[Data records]
_ _ _ _ _ _ _
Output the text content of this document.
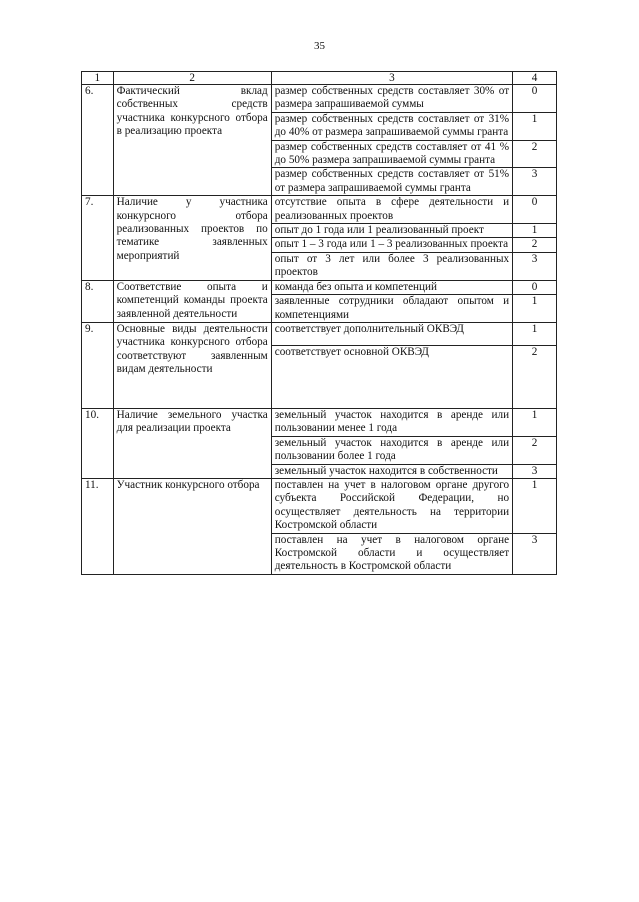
35
1	2	3	4
6.	Фактический вклад собственных средств участника конкурсного отбора в реализацию проекта	размер собственных средств составляет 30% от размера запрашиваемой суммы	0
		размер собственных средств составляет от 31% до 40% от размера запрашиваемой суммы гранта	1
		размер собственных средств составляет от 41 % до 50% размера запрашиваемой суммы гранта	2
		размер собственных средств составляет от 51% от размера запрашиваемой суммы гранта	3
7.	Наличие у участника конкурсного отбора реализованных проектов по тематике заявленных мероприятий	отсутствие опыта в сфере деятельности и реализованных проектов	0
		опыт до 1 года или 1 реализованный проект	1
		опыт 1 – 3 года или 1 – 3 реализованных проекта	2
		опыт от 3 лет или более 3 реализованных проектов	3
8.	Соответствие опыта и компетенций команды проекта заявленной деятельности	команда без опыта и компетенций	0
		заявленные сотрудники обладают опытом и компетенциями	1
9.	Основные виды деятельности участника конкурсного отбора соответствуют заявленным видам деятельности	соответствует дополнительный ОКВЭД	1
		соответствует основной ОКВЭД	2
10.	Наличие земельного участка для реализации проекта	земельный участок находится в аренде или пользовании менее 1 года	1
		земельный участок находится в аренде или пользовании более 1 года	2
		земельный участок находится в собственности	3
11.	Участник конкурсного отбора	поставлен на учет в налоговом органе другого субъекта Российской Федерации, но осуществляет деятельность на территории Костромской области	1
		поставлен на учет в налоговом органе Костромской области и осуществляет деятельность в Костромской области	3
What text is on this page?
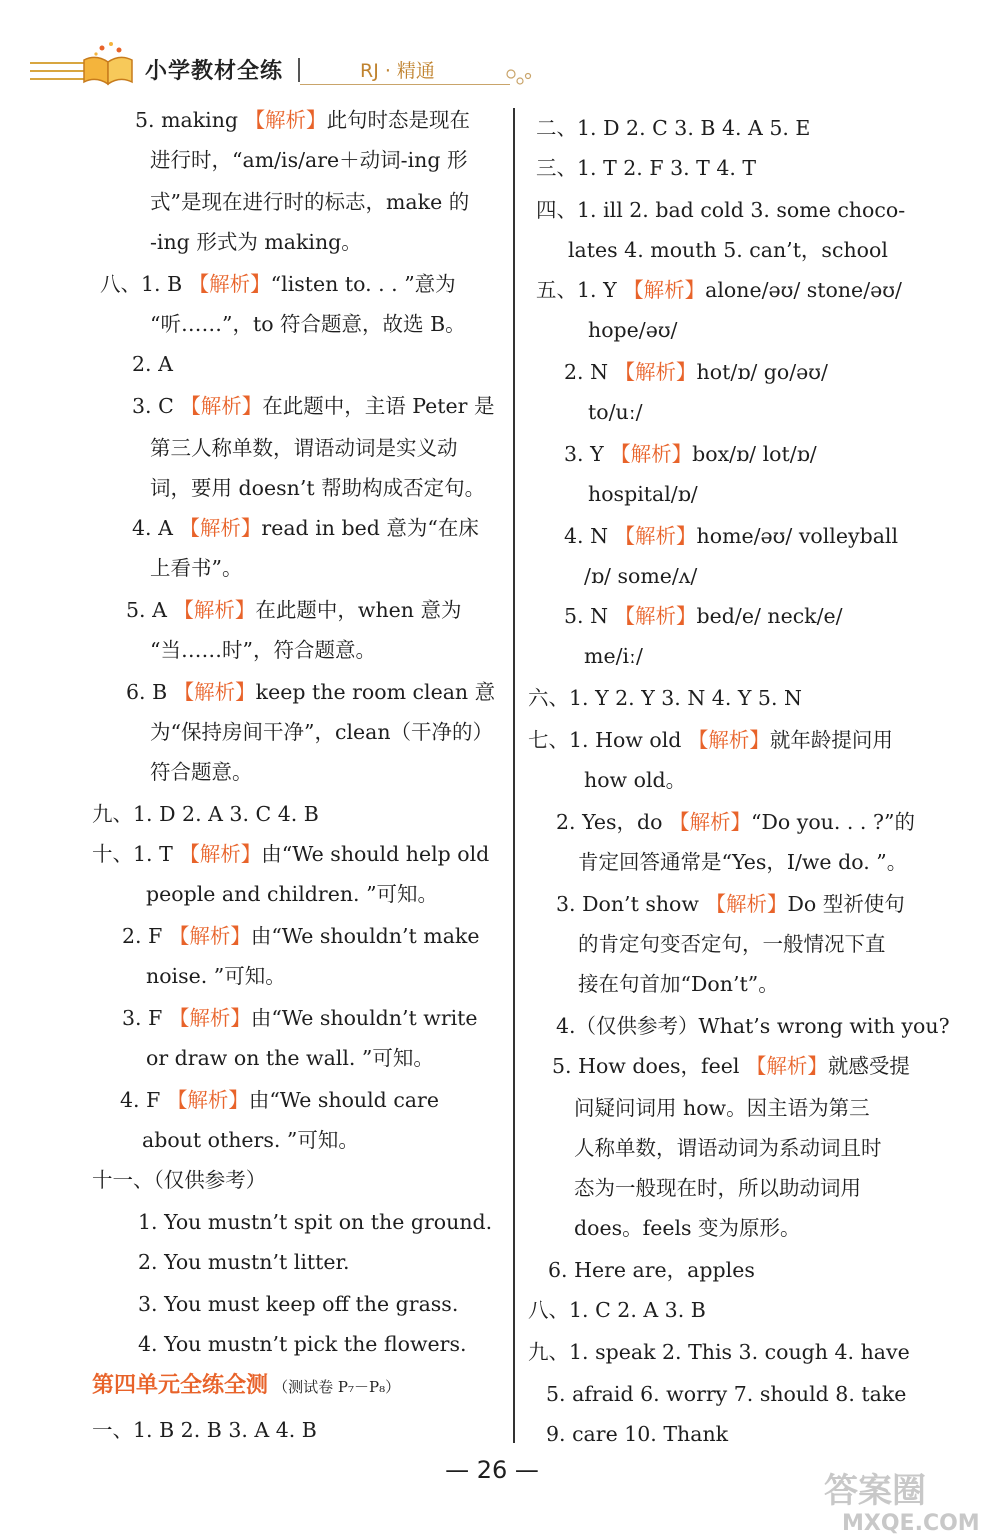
小学教材全练	RJ · 精通
5. making 【解析】此句时态是现在
进行时，“am/is/are＋动词-ing 形
式”是现在进行时的标志，make 的
-ing 形式为 making。
八、1. B 【解析】“listen to. . . ”意为
“听……”，to 符合题意，故选 B。
2. A
3. C 【解析】在此题中，主语 Peter 是
第三人称单数，谓语动词是实义动
词，要用 doesn’t 帮助构成否定句。
4. A 【解析】read in bed 意为“在床
上看书”。
5. A 【解析】在此题中，when 意为
“当……时”，符合题意。
6. B 【解析】keep the room clean 意
为“保持房间干净”，clean（干净的）
符合题意。
九、1. D 2. A 3. C 4. B
十、1. T 【解析】由“We should help old
people and children. ”可知。
2. F 【解析】由“We shouldn’t make
noise. ”可知。
3. F 【解析】由“We shouldn’t write
or draw on the wall. ”可知。
4. F 【解析】由“We should care
about others. ”可知。
十一、（仅供参考）
1. You mustn’t spit on the ground.
2. You mustn’t litter.
3. You must keep off the grass.
4. You mustn’t pick the flowers.
一、1. B 2. B 3. A 4. B
二、1. D 2. C 3. B 4. A 5. E
三、1. T 2. F 3. T 4. T
四、1. ill 2. bad cold 3. some choco-
lates 4. mouth 5. can’t，school
五、1. Y 【解析】alone/əʊ/ stone/əʊ/
hope/əʊ/
2. N 【解析】hot/ɒ/ go/əʊ/
to/uː/
3. Y 【解析】box/ɒ/ lot/ɒ/
hospital/ɒ/
4. N 【解析】home/əʊ/ volleyball
/ɒ/ some/ʌ/
5. N 【解析】bed/e/ neck/e/
me/iː/
六、1. Y 2. Y 3. N 4. Y 5. N
七、1. How old 【解析】就年龄提问用
how old。
2. Yes，do 【解析】“Do you. . . ?”的
肯定回答通常是“Yes，I/we do. ”。
3. Don’t show 【解析】Do 型祈使句
的肯定句变否定句，一般情况下直
接在句首加“Don’t”。
4.（仅供参考）What’s wrong with you?
5. How does，feel 【解析】就感受提
问疑问词用 how。因主语为第三
人称单数，谓语动词为系动词且时
态为一般现在时，所以助动词用
does。feels 变为原形。
6. Here are，apples
八、1. C 2. A 3. B
九、1. speak 2. This 3. cough 4. have
5. afraid 6. worry 7. should 8. take
9. care 10. Thank
第四单元全练全测 （测试卷 P₇－P₈）
— 26 —
答案圈
MXQE.COM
_ _ _ _ _ _ _
PROBLEM: Leave the images out, please, and restate each line word for word.

OUTPUT OF THE TASK:
Output the text content of this document.
35
1	2	3	4
6.	Фактический вклад собственных средств участника конкурсного отбора в реализацию проекта	размер собственных средств составляет 30% от размера запрашиваемой суммы	0
		размер собственных средств составляет от 31% до 40% от размера запрашиваемой суммы гранта	1
		размер собственных средств составляет от 41 % до 50% размера запрашиваемой суммы гранта	2
		размер собственных средств составляет от 51% от размера запрашиваемой суммы гранта	3
7.	Наличие у участника конкурсного отбора реализованных проектов по тематике заявленных мероприятий	отсутствие опыта в сфере деятельности и реализованных проектов	0
		опыт до 1 года или 1 реализованный проект	1
		опыт 1 – 3 года или 1 – 3 реализованных проекта	2
		опыт от 3 лет или более 3 реализованных проектов	3
8.	Соответствие опыта и компетенций команды проекта заявленной деятельности	команда без опыта и компетенций	0
		заявленные сотрудники обладают опытом и компетенциями	1
9.	Основные виды деятельности участника конкурсного отбора соответствуют заявленным видам деятельности	соответствует дополнительный ОКВЭД	1
		соответствует основной ОКВЭД	2
10.	Наличие земельного участка для реализации проекта	земельный участок находится в аренде или пользовании менее 1 года	1
		земельный участок находится в аренде или пользовании более 1 года	2
		земельный участок находится в собственности	3
11.	Участник конкурсного отбора	поставлен на учет в налоговом органе другого субъекта Российской Федерации, но осуществляет деятельность на территории Костромской области	1
		поставлен на учет в налоговом органе Костромской области и осуществляет деятельность в Костромской области	3
What text is on this page?
小学教材全练	RJ · 精通
5. making 【解析】此句时态是现在
进行时，“am/is/are＋动词-ing 形
式”是现在进行时的标志，make 的
-ing 形式为 making。
八、1. B 【解析】“listen to. . . ”意为
“听……”，to 符合题意，故选 B。
2. A
3. C 【解析】在此题中，主语 Peter 是
第三人称单数，谓语动词是实义动
词，要用 doesn’t 帮助构成否定句。
4. A 【解析】read in bed 意为“在床
上看书”。
5. A 【解析】在此题中，when 意为
“当……时”，符合题意。
6. B 【解析】keep the room clean 意
为“保持房间干净”，clean（干净的）
符合题意。
九、1. D 2. A 3. C 4. B
十、1. T 【解析】由“We should help old
people and children. ”可知。
2. F 【解析】由“We shouldn’t make
noise. ”可知。
3. F 【解析】由“We shouldn’t write
or draw on the wall. ”可知。
4. F 【解析】由“We should care
about others. ”可知。
十一、（仅供参考）
1. You mustn’t spit on the ground.
2. You mustn’t litter.
3. You must keep off the grass.
4. You mustn’t pick the flowers.
一、1. B 2. B 3. A 4. B
二、1. D 2. C 3. B 4. A 5. E
三、1. T 2. F 3. T 4. T
四、1. ill 2. bad cold 3. some choco-
lates 4. mouth 5. can’t，school
五、1. Y 【解析】alone/əʊ/ stone/əʊ/
hope/əʊ/
2. N 【解析】hot/ɒ/ go/əʊ/
to/uː/
3. Y 【解析】box/ɒ/ lot/ɒ/
hospital/ɒ/
4. N 【解析】home/əʊ/ volleyball
/ɒ/ some/ʌ/
5. N 【解析】bed/e/ neck/e/
me/iː/
六、1. Y 2. Y 3. N 4. Y 5. N
七、1. How old 【解析】就年龄提问用
how old。
2. Yes，do 【解析】“Do you. . . ?”的
肯定回答通常是“Yes，I/we do. ”。
3. Don’t show 【解析】Do 型祈使句
的肯定句变否定句，一般情况下直
接在句首加“Don’t”。
4.（仅供参考）What’s wrong with you?
5. How does，feel 【解析】就感受提
问疑问词用 how。因主语为第三
人称单数，谓语动词为系动词且时
态为一般现在时，所以助动词用
does。feels 变为原形。
6. Here are，apples
八、1. C 2. A 3. B
九、1. speak 2. This 3. cough 4. have
5. afraid 6. worry 7. should 8. take
9. care 10. Thank
第四单元全练全测 （测试卷 P₇－P₈）
— 26 —
答案圈
MXQE.COM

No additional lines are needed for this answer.